-- BEGIN --

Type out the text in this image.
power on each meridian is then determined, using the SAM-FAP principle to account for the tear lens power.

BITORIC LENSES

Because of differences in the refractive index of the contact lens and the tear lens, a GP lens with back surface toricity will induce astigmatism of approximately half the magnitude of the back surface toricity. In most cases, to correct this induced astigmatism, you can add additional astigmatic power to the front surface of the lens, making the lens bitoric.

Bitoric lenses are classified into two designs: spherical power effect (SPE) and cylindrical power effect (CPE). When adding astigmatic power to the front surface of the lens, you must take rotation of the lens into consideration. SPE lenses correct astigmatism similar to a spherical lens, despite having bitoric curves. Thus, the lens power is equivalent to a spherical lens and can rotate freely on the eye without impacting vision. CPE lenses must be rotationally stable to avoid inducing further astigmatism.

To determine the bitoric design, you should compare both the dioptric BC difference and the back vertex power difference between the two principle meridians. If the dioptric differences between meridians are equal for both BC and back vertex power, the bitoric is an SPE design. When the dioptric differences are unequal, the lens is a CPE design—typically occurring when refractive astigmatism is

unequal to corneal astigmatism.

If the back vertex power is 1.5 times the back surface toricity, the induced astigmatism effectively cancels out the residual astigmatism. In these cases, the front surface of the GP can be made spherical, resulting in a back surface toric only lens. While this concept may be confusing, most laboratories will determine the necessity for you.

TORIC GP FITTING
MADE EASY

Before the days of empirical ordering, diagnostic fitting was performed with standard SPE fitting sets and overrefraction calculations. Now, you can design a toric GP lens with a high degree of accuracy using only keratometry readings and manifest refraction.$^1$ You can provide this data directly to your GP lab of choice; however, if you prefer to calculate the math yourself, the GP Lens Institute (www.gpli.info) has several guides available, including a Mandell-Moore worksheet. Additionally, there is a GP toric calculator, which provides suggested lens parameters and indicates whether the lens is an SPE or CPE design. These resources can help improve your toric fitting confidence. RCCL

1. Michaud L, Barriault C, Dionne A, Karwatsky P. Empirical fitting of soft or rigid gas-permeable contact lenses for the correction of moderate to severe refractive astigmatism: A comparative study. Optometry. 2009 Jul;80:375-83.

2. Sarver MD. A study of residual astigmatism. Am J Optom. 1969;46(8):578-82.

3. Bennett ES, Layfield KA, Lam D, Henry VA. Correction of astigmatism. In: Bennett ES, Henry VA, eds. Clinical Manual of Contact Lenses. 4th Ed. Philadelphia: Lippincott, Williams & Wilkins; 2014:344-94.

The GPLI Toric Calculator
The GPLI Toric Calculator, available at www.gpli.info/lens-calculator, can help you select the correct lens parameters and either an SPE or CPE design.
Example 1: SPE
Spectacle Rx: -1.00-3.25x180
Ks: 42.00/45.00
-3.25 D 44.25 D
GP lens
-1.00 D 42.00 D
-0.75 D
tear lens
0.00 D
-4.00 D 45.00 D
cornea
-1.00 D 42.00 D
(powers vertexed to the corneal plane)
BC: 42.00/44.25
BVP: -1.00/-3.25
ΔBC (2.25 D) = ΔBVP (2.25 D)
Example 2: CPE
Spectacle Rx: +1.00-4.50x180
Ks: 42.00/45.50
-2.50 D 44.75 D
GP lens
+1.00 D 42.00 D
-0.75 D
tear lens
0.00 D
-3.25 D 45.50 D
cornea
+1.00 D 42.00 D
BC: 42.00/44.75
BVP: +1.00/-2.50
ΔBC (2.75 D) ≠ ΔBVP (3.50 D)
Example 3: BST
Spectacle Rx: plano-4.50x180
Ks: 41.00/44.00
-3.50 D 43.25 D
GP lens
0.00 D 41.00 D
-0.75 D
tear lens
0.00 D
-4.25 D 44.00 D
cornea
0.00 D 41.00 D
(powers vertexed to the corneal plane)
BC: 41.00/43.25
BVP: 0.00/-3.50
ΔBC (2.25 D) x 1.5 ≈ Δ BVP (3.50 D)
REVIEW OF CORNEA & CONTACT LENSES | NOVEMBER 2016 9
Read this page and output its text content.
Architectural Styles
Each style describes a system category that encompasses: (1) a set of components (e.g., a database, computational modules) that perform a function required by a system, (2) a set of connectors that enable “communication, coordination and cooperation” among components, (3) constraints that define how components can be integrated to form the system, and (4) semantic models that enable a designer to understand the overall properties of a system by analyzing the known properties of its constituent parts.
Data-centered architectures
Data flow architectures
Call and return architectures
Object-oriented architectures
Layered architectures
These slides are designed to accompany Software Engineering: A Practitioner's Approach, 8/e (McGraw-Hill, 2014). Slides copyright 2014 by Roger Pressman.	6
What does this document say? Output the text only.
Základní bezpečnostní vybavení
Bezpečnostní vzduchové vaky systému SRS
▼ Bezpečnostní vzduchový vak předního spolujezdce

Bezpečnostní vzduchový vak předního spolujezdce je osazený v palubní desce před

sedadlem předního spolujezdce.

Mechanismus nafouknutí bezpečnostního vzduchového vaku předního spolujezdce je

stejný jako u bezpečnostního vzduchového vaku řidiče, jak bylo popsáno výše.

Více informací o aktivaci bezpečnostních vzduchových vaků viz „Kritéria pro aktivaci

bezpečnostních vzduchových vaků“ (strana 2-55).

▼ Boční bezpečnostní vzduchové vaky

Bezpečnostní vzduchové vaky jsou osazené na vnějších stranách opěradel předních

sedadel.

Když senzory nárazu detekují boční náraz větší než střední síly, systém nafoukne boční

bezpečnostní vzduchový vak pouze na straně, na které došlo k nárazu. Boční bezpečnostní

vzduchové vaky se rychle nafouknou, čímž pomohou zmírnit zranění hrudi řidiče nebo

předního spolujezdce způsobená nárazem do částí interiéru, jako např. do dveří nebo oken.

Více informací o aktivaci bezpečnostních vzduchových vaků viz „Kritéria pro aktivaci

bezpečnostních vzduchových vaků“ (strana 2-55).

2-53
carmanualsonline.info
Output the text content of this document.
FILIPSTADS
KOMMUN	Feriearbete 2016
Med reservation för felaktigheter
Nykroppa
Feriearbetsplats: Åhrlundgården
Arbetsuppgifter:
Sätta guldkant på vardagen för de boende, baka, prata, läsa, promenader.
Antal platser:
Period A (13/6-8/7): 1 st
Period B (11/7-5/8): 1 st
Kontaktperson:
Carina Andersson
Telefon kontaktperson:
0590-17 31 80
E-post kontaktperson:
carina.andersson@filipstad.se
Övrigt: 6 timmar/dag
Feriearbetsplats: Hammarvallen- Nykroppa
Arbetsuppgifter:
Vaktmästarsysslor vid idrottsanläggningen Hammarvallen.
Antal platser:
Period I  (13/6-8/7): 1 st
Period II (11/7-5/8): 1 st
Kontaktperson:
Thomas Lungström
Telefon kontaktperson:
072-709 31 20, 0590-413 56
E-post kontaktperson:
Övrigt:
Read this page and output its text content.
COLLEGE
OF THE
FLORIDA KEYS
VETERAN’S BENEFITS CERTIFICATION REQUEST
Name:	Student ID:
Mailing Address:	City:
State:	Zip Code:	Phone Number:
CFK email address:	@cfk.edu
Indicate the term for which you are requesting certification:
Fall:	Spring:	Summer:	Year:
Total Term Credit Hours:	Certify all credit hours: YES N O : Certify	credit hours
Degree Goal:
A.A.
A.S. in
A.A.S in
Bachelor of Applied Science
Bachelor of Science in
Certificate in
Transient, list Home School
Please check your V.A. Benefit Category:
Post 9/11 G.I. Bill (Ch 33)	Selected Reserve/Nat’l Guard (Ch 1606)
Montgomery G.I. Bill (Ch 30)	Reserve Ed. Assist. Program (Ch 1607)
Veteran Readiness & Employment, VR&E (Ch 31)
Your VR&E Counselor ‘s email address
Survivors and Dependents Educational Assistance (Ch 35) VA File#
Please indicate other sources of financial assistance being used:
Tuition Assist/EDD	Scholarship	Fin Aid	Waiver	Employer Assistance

-- END --

Print all of the entries exactly as they appear.

Type out the text in this image.
power on each meridian is then determined, using the SAM-FAP principle to account for the tear lens power.

BITORIC LENSES

Because of differences in the refractive index of the contact lens and the tear lens, a GP lens with back surface toricity will induce astigmatism of approximately half the magnitude of the back surface toricity. In most cases, to correct this induced astigmatism, you can add additional astigmatic power to the front surface of the lens, making the lens bitoric.

Bitoric lenses are classified into two designs: spherical power effect (SPE) and cylindrical power effect (CPE). When adding astigmatic power to the front surface of the lens, you must take rotation of the lens into consideration. SPE lenses correct astigmatism similar to a spherical lens, despite having bitoric curves. Thus, the lens power is equivalent to a spherical lens and can rotate freely on the eye without impacting vision. CPE lenses must be rotationally stable to avoid inducing further astigmatism.

To determine the bitoric design, you should compare both the dioptric BC difference and the back vertex power difference between the two principle meridians. If the dioptric differences between meridians are equal for both BC and back vertex power, the bitoric is an SPE design. When the dioptric differences are unequal, the lens is a CPE design—typically occurring when refractive astigmatism is

unequal to corneal astigmatism.

If the back vertex power is 1.5 times the back surface toricity, the induced astigmatism effectively cancels out the residual astigmatism. In these cases, the front surface of the GP can be made spherical, resulting in a back surface toric only lens. While this concept may be confusing, most laboratories will determine the necessity for you.

TORIC GP FITTING
MADE EASY

Before the days of empirical ordering, diagnostic fitting was performed with standard SPE fitting sets and overrefraction calculations. Now, you can design a toric GP lens with a high degree of accuracy using only keratometry readings and manifest refraction.$^1$ You can provide this data directly to your GP lab of choice; however, if you prefer to calculate the math yourself, the GP Lens Institute (www.gpli.info) has several guides available, including a Mandell-Moore worksheet. Additionally, there is a GP toric calculator, which provides suggested lens parameters and indicates whether the lens is an SPE or CPE design. These resources can help improve your toric fitting confidence. RCCL

1. Michaud L, Barriault C, Dionne A, Karwatsky P. Empirical fitting of soft or rigid gas-permeable contact lenses for the correction of moderate to severe refractive astigmatism: A comparative study. Optometry. 2009 Jul;80:375-83.

2. Sarver MD. A study of residual astigmatism. Am J Optom. 1969;46(8):578-82.

3. Bennett ES, Layfield KA, Lam D, Henry VA. Correction of astigmatism. In: Bennett ES, Henry VA, eds. Clinical Manual of Contact Lenses. 4th Ed. Philadelphia: Lippincott, Williams & Wilkins; 2014:344-94.

The GPLI Toric Calculator
The GPLI Toric Calculator, available at www.gpli.info/lens-calculator, can help you select the correct lens parameters and either an SPE or CPE design.
Example 1: SPE
Spectacle Rx: -1.00-3.25x180
Ks: 42.00/45.00
-3.25 D 44.25 D
GP lens
-1.00 D 42.00 D
-0.75 D
tear lens
0.00 D
-4.00 D 45.00 D
cornea
-1.00 D 42.00 D
(powers vertexed to the corneal plane)
BC: 42.00/44.25
BVP: -1.00/-3.25
ΔBC (2.25 D) = ΔBVP (2.25 D)
Example 2: CPE
Spectacle Rx: +1.00-4.50x180
Ks: 42.00/45.50
-2.50 D 44.75 D
GP lens
+1.00 D 42.00 D
-0.75 D
tear lens
0.00 D
-3.25 D 45.50 D
cornea
+1.00 D 42.00 D
BC: 42.00/44.75
BVP: +1.00/-2.50
ΔBC (2.75 D) ≠ ΔBVP (3.50 D)
Example 3: BST
Spectacle Rx: plano-4.50x180
Ks: 41.00/44.00
-3.50 D 43.25 D
GP lens
0.00 D 41.00 D
-0.75 D
tear lens
0.00 D
-4.25 D 44.00 D
cornea
0.00 D 41.00 D
(powers vertexed to the corneal plane)
BC: 41.00/43.25
BVP: 0.00/-3.50
ΔBC (2.25 D) x 1.5 ≈ Δ BVP (3.50 D)
REVIEW OF CORNEA & CONTACT LENSES | NOVEMBER 2016 9
Read this page and output its text content.
Architectural Styles
Each style describes a system category that encompasses: (1) a set of components (e.g., a database, computational modules) that perform a function required by a system, (2) a set of connectors that enable “communication, coordination and cooperation” among components, (3) constraints that define how components can be integrated to form the system, and (4) semantic models that enable a designer to understand the overall properties of a system by analyzing the known properties of its constituent parts.
Data-centered architectures
Data flow architectures
Call and return architectures
Object-oriented architectures
Layered architectures
These slides are designed to accompany Software Engineering: A Practitioner's Approach, 8/e (McGraw-Hill, 2014). Slides copyright 2014 by Roger Pressman.	6
What does this document say? Output the text only.
Základní bezpečnostní vybavení
Bezpečnostní vzduchové vaky systému SRS
▼ Bezpečnostní vzduchový vak předního spolujezdce

Bezpečnostní vzduchový vak předního spolujezdce je osazený v palubní desce před

sedadlem předního spolujezdce.

Mechanismus nafouknutí bezpečnostního vzduchového vaku předního spolujezdce je

stejný jako u bezpečnostního vzduchového vaku řidiče, jak bylo popsáno výše.

Více informací o aktivaci bezpečnostních vzduchových vaků viz „Kritéria pro aktivaci

bezpečnostních vzduchových vaků“ (strana 2-55).

▼ Boční bezpečnostní vzduchové vaky

Bezpečnostní vzduchové vaky jsou osazené na vnějších stranách opěradel předních

sedadel.

Když senzory nárazu detekují boční náraz větší než střední síly, systém nafoukne boční

bezpečnostní vzduchový vak pouze na straně, na které došlo k nárazu. Boční bezpečnostní

vzduchové vaky se rychle nafouknou, čímž pomohou zmírnit zranění hrudi řidiče nebo

předního spolujezdce způsobená nárazem do částí interiéru, jako např. do dveří nebo oken.

Více informací o aktivaci bezpečnostních vzduchových vaků viz „Kritéria pro aktivaci

bezpečnostních vzduchových vaků“ (strana 2-55).

2-53
carmanualsonline.info
Output the text content of this document.
FILIPSTADS
KOMMUN	Feriearbete 2016
Med reservation för felaktigheter
Nykroppa
Feriearbetsplats: Åhrlundgården
Arbetsuppgifter:
Sätta guldkant på vardagen för de boende, baka, prata, läsa, promenader.
Antal platser:
Period A (13/6-8/7): 1 st
Period B (11/7-5/8): 1 st
Kontaktperson:
Carina Andersson
Telefon kontaktperson:
0590-17 31 80
E-post kontaktperson:
carina.andersson@filipstad.se
Övrigt: 6 timmar/dag
Feriearbetsplats: Hammarvallen- Nykroppa
Arbetsuppgifter:
Vaktmästarsysslor vid idrottsanläggningen Hammarvallen.
Antal platser:
Period I  (13/6-8/7): 1 st
Period II (11/7-5/8): 1 st
Kontaktperson:
Thomas Lungström
Telefon kontaktperson:
072-709 31 20, 0590-413 56
E-post kontaktperson:
Övrigt:
Read this page and output its text content.
COLLEGE
OF THE
FLORIDA KEYS
VETERAN’S BENEFITS CERTIFICATION REQUEST
Name:	Student ID:
Mailing Address:	City:
State:	Zip Code:	Phone Number:
CFK email address:	@cfk.edu
Indicate the term for which you are requesting certification:
Fall:	Spring:	Summer:	Year:
Total Term Credit Hours:	Certify all credit hours: YES N O : Certify	credit hours
Degree Goal:
A.A.
A.S. in
A.A.S in
Bachelor of Applied Science
Bachelor of Science in
Certificate in
Transient, list Home School
Please check your V.A. Benefit Category:
Post 9/11 G.I. Bill (Ch 33)	Selected Reserve/Nat’l Guard (Ch 1606)
Montgomery G.I. Bill (Ch 30)	Reserve Ed. Assist. Program (Ch 1607)
Veteran Readiness & Employment, VR&E (Ch 31)
Your VR&E Counselor ‘s email address
Survivors and Dependents Educational Assistance (Ch 35) VA File#
Please indicate other sources of financial assistance being used:
Tuition Assist/EDD	Scholarship	Fin Aid	Waiver	Employer Assistance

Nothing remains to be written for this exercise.